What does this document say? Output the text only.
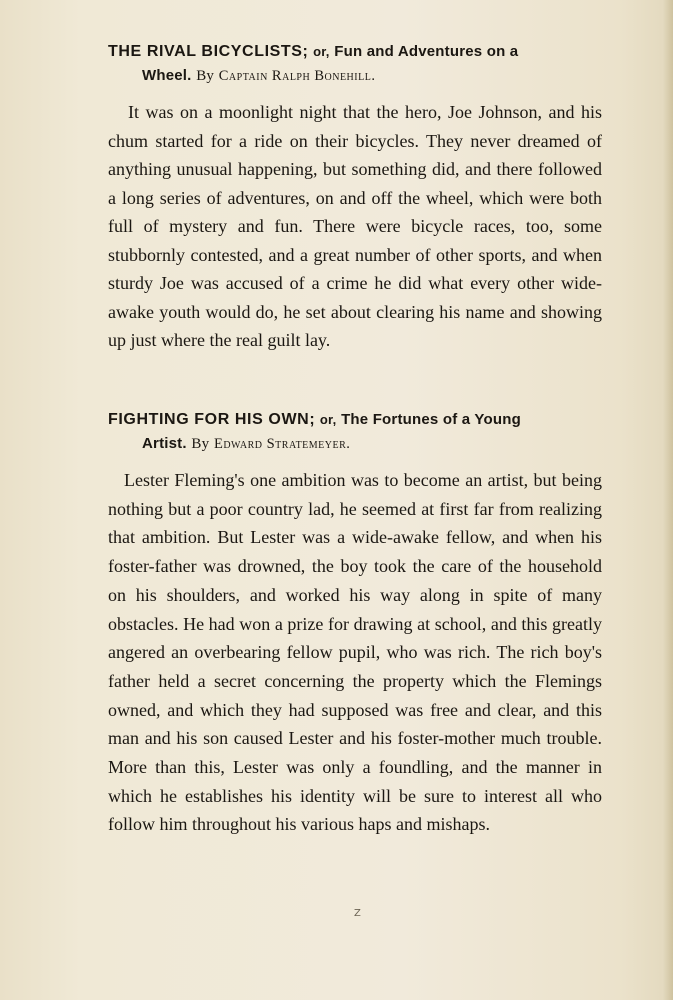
THE RIVAL BICYCLISTS; or, Fun and Adventures on a
Wheel. By Captain Ralph Bonehill.

It was on a moonlight night that the hero, Joe Johnson, and his chum started for a ride on their bicycles. They never dreamed of anything unusual happening, but something did, and there followed a long series of adventures, on and off the wheel, which were both full of mystery and fun. There were bicycle races, too, some stubbornly contested, and a great number of other sports, and when sturdy Joe was accused of a crime he did what every other wide-awake youth would do, he set about clearing his name and showing up just where the real guilt lay.

FIGHTING FOR HIS OWN; or, The Fortunes of a Young
Artist. By Edward Stratemeyer.

Lester Fleming's one ambition was to become an artist, but being nothing but a poor country lad, he seemed at first far from realizing that ambition. But Lester was a wide-awake fellow, and when his foster-father was drowned, the boy took the care of the household on his shoulders, and worked his way along in spite of many obstacles. He had won a prize for drawing at school, and this greatly angered an overbearing fellow pupil, who was rich. The rich boy's father held a secret concerning the property which the Flemings owned, and which they had supposed was free and clear, and this man and his son caused Lester and his foster-mother much trouble. More than this, Lester was only a foundling, and the manner in which he establishes his identity will be sure to interest all who follow him throughout his various haps and mishaps.

Z
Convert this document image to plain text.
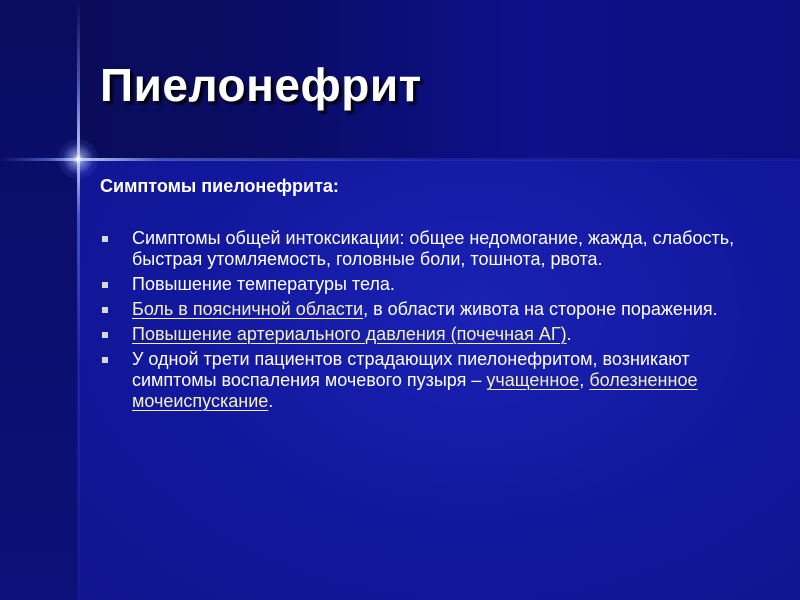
Пиелонефрит
Симптомы пиелонефрита:
Симптомы общей интоксикации: общее недомогание, жажда, слабость, быстрая утомляемость, головные боли, тошнота, рвота.
Повышение температуры тела.
Боль в поясничной области, в области живота на стороне поражения.
Повышение артериального давления (почечная АГ).
У одной трети пациентов страдающих пиелонефритом, возникают симптомы воспаления мочевого пузыря – учащенное, болезненное мочеиспускание.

**SET EXERCISE:** Go through the records and show every line with the string "document" in it.

**REPLY TO THE EXERCISE:**
What does this document say? Output the text only.
Convert this document image to plain text.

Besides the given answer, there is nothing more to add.